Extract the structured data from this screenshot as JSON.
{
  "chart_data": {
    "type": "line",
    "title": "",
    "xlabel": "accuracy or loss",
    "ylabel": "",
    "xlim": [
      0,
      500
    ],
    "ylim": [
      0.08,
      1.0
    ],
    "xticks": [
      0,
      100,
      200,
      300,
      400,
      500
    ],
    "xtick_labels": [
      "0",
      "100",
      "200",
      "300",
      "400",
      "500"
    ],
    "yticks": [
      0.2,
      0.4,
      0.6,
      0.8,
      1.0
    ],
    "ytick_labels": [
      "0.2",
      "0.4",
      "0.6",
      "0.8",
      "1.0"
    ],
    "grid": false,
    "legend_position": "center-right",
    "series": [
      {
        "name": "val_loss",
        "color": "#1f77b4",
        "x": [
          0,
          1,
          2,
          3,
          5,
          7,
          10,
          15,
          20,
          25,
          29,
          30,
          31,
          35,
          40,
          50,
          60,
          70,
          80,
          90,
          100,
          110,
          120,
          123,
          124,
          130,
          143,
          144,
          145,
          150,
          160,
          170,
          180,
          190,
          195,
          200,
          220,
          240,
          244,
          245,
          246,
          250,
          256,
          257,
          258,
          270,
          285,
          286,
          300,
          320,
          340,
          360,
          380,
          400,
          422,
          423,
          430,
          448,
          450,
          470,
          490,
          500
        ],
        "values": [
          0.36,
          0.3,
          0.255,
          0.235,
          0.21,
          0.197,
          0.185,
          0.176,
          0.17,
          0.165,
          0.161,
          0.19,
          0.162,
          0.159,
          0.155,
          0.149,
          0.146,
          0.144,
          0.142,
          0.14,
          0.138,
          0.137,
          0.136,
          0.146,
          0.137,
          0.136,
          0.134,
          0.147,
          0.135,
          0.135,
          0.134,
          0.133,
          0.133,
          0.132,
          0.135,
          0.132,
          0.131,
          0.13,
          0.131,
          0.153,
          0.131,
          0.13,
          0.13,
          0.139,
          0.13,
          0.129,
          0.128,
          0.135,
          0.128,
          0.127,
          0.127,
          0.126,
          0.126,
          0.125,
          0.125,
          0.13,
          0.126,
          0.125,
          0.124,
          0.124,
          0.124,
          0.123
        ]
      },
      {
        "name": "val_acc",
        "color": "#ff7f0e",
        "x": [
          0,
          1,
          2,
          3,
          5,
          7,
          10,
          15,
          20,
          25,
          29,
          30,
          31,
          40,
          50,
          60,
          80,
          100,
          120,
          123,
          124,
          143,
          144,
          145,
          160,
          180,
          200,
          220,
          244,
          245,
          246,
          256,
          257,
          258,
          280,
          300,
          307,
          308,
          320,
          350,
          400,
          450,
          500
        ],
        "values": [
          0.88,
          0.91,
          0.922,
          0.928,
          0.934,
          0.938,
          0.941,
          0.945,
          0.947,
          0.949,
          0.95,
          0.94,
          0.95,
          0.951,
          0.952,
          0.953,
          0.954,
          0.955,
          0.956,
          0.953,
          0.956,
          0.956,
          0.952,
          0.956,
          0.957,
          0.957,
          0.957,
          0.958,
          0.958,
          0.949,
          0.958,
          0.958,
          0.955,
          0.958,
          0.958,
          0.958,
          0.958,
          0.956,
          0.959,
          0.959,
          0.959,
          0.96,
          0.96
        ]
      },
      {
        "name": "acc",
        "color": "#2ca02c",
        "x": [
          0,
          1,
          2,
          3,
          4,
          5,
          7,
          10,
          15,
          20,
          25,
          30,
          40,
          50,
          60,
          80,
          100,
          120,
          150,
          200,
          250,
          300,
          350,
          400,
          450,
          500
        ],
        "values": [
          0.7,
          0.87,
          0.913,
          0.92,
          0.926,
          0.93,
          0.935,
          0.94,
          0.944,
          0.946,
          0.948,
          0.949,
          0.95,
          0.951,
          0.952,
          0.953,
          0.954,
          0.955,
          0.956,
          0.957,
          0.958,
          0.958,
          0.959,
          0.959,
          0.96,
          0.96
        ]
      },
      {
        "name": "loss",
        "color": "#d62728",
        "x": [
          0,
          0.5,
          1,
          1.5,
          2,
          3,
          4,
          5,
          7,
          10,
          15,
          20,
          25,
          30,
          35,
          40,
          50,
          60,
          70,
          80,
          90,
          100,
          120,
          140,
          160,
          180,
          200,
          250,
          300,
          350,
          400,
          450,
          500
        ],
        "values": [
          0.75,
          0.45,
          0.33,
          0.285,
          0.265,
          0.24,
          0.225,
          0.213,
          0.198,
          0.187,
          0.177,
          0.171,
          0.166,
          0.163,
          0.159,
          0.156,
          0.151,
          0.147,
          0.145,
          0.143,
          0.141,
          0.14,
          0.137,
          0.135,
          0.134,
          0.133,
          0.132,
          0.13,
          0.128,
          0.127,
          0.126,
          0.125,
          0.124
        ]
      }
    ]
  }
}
====
* Exercise instructions *
Type the whole listing again, unaltered.

* Solution to the problem *
Extract the structured data from this screenshot as JSON.
{
  "chart_data": {
    "type": "line",
    "title": "",
    "xlabel": "accuracy or loss",
    "ylabel": "",
    "xlim": [
      0,
      500
    ],
    "ylim": [
      0.08,
      1.0
    ],
    "xticks": [
      0,
      100,
      200,
      300,
      400,
      500
    ],
    "xtick_labels": [
      "0",
      "100",
      "200",
      "300",
      "400",
      "500"
    ],
    "yticks": [
      0.2,
      0.4,
      0.6,
      0.8,
      1.0
    ],
    "ytick_labels": [
      "0.2",
      "0.4",
      "0.6",
      "0.8",
      "1.0"
    ],
    "grid": false,
    "legend_position": "center-right",
    "series": [
      {
        "name": "val_loss",
        "color": "#1f77b4",
        "x": [
          0,
          1,
          2,
          3,
          5,
          7,
          10,
          15,
          20,
          25,
          29,
          30,
          31,
          35,
          40,
          50,
          60,
          70,
          80,
          90,
          100,
          110,
          120,
          123,
          124,
          130,
          143,
          144,
          145,
          150,
          160,
          170,
          180,
          190,
          195,
          200,
          220,
          240,
          244,
          245,
          246,
          250,
          256,
          257,
          258,
          270,
          285,
          286,
          300,
          320,
          340,
          360,
          380,
          400,
          422,
          423,
          430,
          448,
          450,
          470,
          490,
          500
        ],
        "values": [
          0.36,
          0.3,
          0.255,
          0.235,
          0.21,
          0.197,
          0.185,
          0.176,
          0.17,
          0.165,
          0.161,
          0.19,
          0.162,
          0.159,
          0.155,
          0.149,
          0.146,
          0.144,
          0.142,
          0.14,
          0.138,
          0.137,
          0.136,
          0.146,
          0.137,
          0.136,
          0.134,
          0.147,
          0.135,
          0.135,
          0.134,
          0.133,
          0.133,
          0.132,
          0.135,
          0.132,
          0.131,
          0.13,
          0.131,
          0.153,
          0.131,
          0.13,
          0.13,
          0.139,
          0.13,
          0.129,
          0.128,
          0.135,
          0.128,
          0.127,
          0.127,
          0.126,
          0.126,
          0.125,
          0.125,
          0.13,
          0.126,
          0.125,
          0.124,
          0.124,
          0.124,
          0.123
        ]
      },
      {
        "name": "val_acc",
        "color": "#ff7f0e",
        "x": [
          0,
          1,
          2,
          3,
          5,
          7,
          10,
          15,
          20,
          25,
          29,
          30,
          31,
          40,
          50,
          60,
          80,
          100,
          120,
          123,
          124,
          143,
          144,
          145,
          160,
          180,
          200,
          220,
          244,
          245,
          246,
          256,
          257,
          258,
          280,
          300,
          307,
          308,
          320,
          350,
          400,
          450,
          500
        ],
        "values": [
          0.88,
          0.91,
          0.922,
          0.928,
          0.934,
          0.938,
          0.941,
          0.945,
          0.947,
          0.949,
          0.95,
          0.94,
          0.95,
          0.951,
          0.952,
          0.953,
          0.954,
          0.955,
          0.956,
          0.953,
          0.956,
          0.956,
          0.952,
          0.956,
          0.957,
          0.957,
          0.957,
          0.958,
          0.958,
          0.949,
          0.958,
          0.958,
          0.955,
          0.958,
          0.958,
          0.958,
          0.958,
          0.956,
          0.959,
          0.959,
          0.959,
          0.96,
          0.96
        ]
      },
      {
        "name": "acc",
        "color": "#2ca02c",
        "x": [
          0,
          1,
          2,
          3,
          4,
          5,
          7,
          10,
          15,
          20,
          25,
          30,
          40,
          50,
          60,
          80,
          100,
          120,
          150,
          200,
          250,
          300,
          350,
          400,
          450,
          500
        ],
        "values": [
          0.7,
          0.87,
          0.913,
          0.92,
          0.926,
          0.93,
          0.935,
          0.94,
          0.944,
          0.946,
          0.948,
          0.949,
          0.95,
          0.951,
          0.952,
          0.953,
          0.954,
          0.955,
          0.956,
          0.957,
          0.958,
          0.958,
          0.959,
          0.959,
          0.96,
          0.96
        ]
      },
      {
        "name": "loss",
        "color": "#d62728",
        "x": [
          0,
          0.5,
          1,
          1.5,
          2,
          3,
          4,
          5,
          7,
          10,
          15,
          20,
          25,
          30,
          35,
          40,
          50,
          60,
          70,
          80,
          90,
          100,
          120,
          140,
          160,
          180,
          200,
          250,
          300,
          350,
          400,
          450,
          500
        ],
        "values": [
          0.75,
          0.45,
          0.33,
          0.285,
          0.265,
          0.24,
          0.225,
          0.213,
          0.198,
          0.187,
          0.177,
          0.171,
          0.166,
          0.163,
          0.159,
          0.156,
          0.151,
          0.147,
          0.145,
          0.143,
          0.141,
          0.14,
          0.137,
          0.135,
          0.134,
          0.133,
          0.132,
          0.13,
          0.128,
          0.127,
          0.126,
          0.125,
          0.124
        ]
      }
    ]
  }
}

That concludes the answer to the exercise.